"""

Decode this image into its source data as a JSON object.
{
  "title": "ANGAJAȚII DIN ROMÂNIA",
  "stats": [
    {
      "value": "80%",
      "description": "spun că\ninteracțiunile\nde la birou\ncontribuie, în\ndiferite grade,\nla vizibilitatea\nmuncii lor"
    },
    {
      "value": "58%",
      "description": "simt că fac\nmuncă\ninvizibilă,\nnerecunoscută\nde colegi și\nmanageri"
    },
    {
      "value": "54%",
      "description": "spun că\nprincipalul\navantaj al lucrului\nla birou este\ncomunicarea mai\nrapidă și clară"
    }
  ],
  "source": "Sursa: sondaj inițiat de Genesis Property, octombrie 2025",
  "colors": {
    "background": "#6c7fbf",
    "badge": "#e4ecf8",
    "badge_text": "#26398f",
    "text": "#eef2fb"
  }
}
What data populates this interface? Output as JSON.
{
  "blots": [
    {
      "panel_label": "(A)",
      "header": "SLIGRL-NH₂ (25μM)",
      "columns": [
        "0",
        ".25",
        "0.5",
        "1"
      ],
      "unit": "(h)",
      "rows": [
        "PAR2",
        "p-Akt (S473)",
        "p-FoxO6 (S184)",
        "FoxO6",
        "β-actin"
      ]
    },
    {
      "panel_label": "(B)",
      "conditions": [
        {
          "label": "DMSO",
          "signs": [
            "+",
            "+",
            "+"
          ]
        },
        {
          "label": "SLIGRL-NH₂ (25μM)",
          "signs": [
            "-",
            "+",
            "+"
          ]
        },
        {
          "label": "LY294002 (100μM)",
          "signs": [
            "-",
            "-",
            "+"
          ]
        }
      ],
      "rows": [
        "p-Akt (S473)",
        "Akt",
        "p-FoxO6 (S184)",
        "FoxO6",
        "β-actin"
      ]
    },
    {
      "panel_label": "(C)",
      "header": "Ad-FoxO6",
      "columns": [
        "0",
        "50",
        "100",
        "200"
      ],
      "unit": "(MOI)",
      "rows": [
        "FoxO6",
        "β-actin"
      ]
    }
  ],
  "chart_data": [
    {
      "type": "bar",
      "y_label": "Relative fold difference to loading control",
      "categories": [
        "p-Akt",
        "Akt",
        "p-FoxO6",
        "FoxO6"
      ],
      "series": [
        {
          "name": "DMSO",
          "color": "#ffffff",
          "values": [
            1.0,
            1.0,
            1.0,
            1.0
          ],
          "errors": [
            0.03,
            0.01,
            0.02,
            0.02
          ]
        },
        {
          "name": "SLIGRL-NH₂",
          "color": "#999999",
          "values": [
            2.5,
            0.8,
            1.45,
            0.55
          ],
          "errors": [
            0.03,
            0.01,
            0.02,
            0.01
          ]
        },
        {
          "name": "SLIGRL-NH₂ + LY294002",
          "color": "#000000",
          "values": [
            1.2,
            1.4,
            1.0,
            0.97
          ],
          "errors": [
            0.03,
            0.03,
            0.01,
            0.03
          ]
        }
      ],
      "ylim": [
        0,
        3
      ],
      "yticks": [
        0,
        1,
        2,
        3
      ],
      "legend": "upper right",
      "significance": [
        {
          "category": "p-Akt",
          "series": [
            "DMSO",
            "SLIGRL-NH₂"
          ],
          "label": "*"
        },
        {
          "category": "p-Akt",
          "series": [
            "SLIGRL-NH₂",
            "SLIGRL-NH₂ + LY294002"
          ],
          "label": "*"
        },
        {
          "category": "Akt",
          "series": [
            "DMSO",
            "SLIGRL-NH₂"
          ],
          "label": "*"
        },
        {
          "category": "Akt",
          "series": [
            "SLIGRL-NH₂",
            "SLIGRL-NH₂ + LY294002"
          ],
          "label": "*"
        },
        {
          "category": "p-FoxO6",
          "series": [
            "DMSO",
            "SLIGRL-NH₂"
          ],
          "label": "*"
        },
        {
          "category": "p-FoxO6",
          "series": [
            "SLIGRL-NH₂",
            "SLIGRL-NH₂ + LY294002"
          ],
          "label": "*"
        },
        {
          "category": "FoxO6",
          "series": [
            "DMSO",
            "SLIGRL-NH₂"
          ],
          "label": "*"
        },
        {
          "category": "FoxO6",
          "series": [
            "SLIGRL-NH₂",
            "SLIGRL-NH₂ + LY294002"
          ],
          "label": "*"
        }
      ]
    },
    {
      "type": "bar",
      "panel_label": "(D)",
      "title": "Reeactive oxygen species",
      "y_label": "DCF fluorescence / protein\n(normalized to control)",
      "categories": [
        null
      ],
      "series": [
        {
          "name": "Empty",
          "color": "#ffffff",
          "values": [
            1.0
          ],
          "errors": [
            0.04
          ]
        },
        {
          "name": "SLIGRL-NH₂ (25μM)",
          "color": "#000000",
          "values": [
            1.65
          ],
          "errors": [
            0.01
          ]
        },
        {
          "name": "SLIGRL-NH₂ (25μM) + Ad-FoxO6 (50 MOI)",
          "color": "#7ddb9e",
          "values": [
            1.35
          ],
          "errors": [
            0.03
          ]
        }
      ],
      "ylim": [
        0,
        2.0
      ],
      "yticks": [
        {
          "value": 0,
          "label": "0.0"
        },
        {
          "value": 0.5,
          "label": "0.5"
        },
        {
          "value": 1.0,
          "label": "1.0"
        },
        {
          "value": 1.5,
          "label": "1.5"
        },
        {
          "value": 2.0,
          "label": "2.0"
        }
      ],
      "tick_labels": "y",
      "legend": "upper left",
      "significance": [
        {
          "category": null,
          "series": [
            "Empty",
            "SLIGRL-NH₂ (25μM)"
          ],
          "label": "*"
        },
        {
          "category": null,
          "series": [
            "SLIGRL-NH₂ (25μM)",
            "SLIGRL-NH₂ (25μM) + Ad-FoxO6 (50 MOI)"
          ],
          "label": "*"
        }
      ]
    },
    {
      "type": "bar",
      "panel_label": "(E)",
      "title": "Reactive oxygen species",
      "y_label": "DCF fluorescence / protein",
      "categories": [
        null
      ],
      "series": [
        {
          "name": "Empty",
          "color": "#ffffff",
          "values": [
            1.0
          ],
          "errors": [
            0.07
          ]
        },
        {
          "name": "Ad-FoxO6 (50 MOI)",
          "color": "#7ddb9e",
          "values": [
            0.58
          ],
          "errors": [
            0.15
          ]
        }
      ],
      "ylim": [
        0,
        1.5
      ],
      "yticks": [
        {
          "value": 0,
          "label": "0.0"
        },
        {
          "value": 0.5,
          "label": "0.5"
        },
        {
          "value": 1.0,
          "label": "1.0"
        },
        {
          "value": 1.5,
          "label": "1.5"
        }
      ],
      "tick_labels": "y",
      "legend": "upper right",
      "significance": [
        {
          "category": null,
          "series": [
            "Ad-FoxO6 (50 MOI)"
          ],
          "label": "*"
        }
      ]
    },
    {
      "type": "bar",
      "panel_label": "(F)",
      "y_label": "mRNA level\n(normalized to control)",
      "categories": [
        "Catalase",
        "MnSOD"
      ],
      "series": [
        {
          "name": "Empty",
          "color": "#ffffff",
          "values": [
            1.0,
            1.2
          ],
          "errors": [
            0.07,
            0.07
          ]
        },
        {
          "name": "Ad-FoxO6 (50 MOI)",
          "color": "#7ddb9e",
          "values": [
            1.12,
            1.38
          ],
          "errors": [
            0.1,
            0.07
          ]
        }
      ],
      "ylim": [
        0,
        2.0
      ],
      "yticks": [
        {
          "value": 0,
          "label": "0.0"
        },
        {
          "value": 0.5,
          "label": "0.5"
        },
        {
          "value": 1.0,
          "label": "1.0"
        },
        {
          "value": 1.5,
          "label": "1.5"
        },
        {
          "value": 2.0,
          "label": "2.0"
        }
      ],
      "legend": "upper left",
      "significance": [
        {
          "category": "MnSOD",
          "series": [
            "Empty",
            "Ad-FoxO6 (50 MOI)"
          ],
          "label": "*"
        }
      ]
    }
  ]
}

"""

Starting from the data above, filter for lines with "source" and copy each one.

Decode this image into its source data as a JSON object.
  "source": "Sursa: sondaj inițiat de Genesis Property, octombrie 2025",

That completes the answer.